> _The exercise_
Work out how many lines hold the string "LÄHDE". The answer is a single number, nothing more.

> _Data excerpts_
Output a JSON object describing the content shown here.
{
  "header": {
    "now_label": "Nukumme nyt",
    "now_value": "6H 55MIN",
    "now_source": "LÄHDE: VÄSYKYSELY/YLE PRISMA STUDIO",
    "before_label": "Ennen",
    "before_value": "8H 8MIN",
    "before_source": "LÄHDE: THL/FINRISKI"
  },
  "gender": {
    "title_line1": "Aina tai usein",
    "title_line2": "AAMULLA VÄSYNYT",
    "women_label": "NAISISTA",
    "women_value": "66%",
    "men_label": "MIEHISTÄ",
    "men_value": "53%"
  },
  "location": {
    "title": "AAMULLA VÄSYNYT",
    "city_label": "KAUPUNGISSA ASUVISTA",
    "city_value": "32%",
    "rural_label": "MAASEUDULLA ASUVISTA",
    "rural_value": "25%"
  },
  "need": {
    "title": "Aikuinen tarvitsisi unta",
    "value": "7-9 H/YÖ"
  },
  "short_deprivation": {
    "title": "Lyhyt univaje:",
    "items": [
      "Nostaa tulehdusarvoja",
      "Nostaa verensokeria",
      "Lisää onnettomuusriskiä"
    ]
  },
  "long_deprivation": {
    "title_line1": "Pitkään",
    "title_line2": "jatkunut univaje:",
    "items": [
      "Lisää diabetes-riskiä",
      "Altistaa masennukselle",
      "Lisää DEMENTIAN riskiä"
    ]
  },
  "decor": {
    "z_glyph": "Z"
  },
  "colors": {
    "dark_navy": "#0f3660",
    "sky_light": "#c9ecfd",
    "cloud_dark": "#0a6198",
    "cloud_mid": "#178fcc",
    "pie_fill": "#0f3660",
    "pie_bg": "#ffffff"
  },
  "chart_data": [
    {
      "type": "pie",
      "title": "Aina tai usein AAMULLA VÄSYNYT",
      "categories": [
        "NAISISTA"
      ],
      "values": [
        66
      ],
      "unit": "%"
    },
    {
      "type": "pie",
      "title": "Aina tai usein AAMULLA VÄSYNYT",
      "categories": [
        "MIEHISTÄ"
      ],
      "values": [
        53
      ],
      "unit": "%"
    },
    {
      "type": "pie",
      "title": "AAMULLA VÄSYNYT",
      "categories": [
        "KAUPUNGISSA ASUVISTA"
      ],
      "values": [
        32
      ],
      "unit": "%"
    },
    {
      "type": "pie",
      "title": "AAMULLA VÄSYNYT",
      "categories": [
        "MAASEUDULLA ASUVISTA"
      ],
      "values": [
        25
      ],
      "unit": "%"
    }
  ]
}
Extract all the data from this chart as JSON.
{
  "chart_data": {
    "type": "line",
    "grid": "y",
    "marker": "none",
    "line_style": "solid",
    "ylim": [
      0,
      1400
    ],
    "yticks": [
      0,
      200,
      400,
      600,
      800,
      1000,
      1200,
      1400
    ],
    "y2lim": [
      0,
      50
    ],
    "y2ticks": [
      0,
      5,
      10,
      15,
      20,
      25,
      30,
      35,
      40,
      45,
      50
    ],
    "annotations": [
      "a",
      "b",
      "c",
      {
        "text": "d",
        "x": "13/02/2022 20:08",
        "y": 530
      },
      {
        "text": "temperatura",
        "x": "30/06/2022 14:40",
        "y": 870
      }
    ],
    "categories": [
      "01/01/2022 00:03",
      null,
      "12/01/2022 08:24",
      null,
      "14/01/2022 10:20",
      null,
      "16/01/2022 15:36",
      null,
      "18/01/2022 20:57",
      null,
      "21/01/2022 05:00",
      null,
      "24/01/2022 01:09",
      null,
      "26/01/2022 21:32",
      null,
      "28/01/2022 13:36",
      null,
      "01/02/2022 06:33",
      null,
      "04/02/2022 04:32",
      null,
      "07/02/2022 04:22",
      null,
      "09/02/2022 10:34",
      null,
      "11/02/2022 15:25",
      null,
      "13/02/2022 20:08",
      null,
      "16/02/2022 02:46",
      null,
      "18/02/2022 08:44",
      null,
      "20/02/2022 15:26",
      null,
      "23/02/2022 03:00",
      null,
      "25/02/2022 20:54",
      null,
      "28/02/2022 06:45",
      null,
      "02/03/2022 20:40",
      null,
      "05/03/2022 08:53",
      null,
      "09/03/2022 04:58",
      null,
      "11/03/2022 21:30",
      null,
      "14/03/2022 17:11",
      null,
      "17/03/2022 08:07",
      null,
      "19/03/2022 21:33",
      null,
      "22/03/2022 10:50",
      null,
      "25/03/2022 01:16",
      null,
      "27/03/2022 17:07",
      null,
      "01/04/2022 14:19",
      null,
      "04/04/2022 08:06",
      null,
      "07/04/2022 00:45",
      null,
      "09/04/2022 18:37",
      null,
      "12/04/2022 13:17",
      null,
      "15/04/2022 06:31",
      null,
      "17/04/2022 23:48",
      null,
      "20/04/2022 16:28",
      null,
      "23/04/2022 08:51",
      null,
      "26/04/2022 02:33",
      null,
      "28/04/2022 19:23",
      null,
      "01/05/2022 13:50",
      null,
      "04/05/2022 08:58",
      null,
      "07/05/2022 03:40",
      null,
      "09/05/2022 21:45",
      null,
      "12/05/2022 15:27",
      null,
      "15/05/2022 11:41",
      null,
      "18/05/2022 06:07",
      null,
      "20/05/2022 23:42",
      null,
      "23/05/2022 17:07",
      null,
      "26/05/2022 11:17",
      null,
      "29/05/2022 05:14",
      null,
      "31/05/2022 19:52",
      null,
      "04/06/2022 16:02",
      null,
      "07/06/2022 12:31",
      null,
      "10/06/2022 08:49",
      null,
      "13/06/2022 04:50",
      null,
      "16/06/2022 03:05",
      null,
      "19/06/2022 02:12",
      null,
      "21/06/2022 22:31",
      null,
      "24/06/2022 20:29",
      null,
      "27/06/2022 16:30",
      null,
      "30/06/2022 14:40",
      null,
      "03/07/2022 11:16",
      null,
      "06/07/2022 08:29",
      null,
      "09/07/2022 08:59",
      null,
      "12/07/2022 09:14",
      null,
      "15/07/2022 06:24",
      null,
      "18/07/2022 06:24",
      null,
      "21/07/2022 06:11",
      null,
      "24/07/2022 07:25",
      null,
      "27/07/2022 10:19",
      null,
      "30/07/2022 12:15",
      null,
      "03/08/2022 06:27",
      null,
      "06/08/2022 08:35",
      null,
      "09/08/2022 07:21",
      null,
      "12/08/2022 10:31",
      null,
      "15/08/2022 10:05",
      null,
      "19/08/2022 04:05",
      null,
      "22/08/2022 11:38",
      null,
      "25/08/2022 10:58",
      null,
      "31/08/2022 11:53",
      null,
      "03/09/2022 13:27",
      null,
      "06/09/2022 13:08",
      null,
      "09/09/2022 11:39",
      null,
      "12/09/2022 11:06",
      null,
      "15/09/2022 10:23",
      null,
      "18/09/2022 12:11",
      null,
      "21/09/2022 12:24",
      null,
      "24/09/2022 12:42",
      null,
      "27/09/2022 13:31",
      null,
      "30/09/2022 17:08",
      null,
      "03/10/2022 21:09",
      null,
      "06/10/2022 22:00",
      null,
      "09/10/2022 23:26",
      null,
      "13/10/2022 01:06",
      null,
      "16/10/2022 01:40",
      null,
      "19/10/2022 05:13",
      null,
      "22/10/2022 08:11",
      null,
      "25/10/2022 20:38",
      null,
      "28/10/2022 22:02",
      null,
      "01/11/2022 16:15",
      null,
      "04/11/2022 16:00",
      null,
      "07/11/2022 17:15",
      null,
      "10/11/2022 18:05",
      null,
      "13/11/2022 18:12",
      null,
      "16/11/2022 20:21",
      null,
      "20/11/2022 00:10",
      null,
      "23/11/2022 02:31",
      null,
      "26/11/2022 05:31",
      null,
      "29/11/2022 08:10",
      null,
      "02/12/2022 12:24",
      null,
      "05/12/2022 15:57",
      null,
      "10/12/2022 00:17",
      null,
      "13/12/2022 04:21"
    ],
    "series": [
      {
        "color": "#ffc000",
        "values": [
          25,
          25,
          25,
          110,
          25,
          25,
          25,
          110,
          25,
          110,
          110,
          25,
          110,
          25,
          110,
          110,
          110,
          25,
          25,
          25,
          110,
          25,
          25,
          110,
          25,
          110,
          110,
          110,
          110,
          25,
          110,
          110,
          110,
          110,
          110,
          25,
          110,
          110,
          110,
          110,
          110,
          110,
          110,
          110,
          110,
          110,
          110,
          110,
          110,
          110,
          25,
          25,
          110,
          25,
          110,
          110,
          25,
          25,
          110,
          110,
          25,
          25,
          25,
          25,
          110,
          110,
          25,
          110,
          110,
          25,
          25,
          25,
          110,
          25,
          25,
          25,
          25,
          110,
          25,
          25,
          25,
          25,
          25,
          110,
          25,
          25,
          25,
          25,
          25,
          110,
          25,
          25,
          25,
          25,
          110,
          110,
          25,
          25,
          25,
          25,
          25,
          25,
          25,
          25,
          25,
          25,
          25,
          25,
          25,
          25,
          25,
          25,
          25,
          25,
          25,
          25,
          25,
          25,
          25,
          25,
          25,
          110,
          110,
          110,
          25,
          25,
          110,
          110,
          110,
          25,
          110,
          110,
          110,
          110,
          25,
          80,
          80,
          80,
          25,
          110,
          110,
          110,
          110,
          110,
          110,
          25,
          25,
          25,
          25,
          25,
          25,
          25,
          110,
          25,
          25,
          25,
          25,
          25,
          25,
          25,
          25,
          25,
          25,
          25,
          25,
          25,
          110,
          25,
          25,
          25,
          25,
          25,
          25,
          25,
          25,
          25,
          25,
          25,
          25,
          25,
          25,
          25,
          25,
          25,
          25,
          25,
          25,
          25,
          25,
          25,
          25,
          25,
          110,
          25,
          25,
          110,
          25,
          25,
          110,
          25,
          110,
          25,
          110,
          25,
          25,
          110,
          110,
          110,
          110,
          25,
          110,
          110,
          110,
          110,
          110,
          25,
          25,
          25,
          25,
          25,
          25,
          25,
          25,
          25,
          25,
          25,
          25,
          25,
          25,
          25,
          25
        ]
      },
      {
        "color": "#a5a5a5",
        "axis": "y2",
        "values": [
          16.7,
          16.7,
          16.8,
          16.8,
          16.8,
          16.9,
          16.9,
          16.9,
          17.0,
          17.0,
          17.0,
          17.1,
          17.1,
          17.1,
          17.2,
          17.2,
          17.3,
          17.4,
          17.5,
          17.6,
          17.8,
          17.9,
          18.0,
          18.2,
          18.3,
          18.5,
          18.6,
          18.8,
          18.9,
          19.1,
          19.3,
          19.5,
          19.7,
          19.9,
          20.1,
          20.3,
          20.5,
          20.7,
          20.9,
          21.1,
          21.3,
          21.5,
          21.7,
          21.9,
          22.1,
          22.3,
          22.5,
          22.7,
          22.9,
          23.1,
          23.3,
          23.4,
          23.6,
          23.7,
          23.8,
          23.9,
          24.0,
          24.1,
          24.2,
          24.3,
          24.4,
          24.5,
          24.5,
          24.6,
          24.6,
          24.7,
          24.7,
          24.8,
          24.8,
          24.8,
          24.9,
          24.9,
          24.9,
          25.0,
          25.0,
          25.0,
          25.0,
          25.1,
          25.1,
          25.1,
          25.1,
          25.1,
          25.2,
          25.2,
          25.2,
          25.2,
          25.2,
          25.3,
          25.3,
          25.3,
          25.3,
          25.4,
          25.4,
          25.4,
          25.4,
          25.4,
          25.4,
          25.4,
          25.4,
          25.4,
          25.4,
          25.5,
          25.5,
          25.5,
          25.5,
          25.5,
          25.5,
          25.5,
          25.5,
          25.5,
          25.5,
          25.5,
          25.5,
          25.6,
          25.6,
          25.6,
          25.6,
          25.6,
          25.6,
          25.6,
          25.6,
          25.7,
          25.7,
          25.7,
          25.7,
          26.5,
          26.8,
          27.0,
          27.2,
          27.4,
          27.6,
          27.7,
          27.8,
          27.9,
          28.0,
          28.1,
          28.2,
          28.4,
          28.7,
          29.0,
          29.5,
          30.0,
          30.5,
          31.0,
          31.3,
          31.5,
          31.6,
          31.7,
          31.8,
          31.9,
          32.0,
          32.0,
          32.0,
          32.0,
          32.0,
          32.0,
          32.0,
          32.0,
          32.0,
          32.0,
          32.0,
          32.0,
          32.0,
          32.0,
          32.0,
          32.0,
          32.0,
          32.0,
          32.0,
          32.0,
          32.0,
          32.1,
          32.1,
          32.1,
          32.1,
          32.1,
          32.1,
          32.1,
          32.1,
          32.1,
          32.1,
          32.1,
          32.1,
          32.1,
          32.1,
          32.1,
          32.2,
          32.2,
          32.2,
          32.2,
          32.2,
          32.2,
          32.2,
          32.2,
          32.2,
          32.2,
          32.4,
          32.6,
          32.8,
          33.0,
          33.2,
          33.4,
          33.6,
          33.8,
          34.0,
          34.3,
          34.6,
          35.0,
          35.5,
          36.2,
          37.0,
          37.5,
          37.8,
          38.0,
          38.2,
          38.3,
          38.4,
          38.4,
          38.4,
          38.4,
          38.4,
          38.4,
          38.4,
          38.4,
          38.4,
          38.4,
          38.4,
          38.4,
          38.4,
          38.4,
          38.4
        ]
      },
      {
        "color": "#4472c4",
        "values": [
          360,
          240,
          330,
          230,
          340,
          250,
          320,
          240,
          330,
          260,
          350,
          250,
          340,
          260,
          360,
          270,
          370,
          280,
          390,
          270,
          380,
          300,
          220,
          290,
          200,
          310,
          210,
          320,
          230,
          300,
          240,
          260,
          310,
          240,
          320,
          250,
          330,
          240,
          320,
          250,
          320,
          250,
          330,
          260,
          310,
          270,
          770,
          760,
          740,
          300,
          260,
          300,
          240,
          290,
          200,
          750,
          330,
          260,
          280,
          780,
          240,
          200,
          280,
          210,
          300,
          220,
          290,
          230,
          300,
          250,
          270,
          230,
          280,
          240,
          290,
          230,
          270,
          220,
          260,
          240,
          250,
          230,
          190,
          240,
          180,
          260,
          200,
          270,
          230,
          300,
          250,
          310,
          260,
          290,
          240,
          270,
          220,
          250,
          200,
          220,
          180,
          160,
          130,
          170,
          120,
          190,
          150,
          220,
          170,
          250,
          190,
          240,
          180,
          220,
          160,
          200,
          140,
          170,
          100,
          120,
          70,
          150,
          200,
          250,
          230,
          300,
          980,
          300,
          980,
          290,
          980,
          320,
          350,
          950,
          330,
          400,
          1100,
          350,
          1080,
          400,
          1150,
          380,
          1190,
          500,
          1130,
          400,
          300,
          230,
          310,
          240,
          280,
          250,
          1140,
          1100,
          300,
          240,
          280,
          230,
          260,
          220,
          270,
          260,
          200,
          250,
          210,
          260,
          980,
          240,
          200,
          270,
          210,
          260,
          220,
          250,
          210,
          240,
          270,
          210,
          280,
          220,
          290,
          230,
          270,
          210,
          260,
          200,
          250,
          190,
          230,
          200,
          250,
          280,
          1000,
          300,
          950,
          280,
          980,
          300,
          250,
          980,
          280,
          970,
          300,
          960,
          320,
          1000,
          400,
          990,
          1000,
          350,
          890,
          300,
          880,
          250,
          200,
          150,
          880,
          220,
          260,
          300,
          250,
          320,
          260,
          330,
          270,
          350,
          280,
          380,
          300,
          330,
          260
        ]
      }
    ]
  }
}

> _Output of the task_
2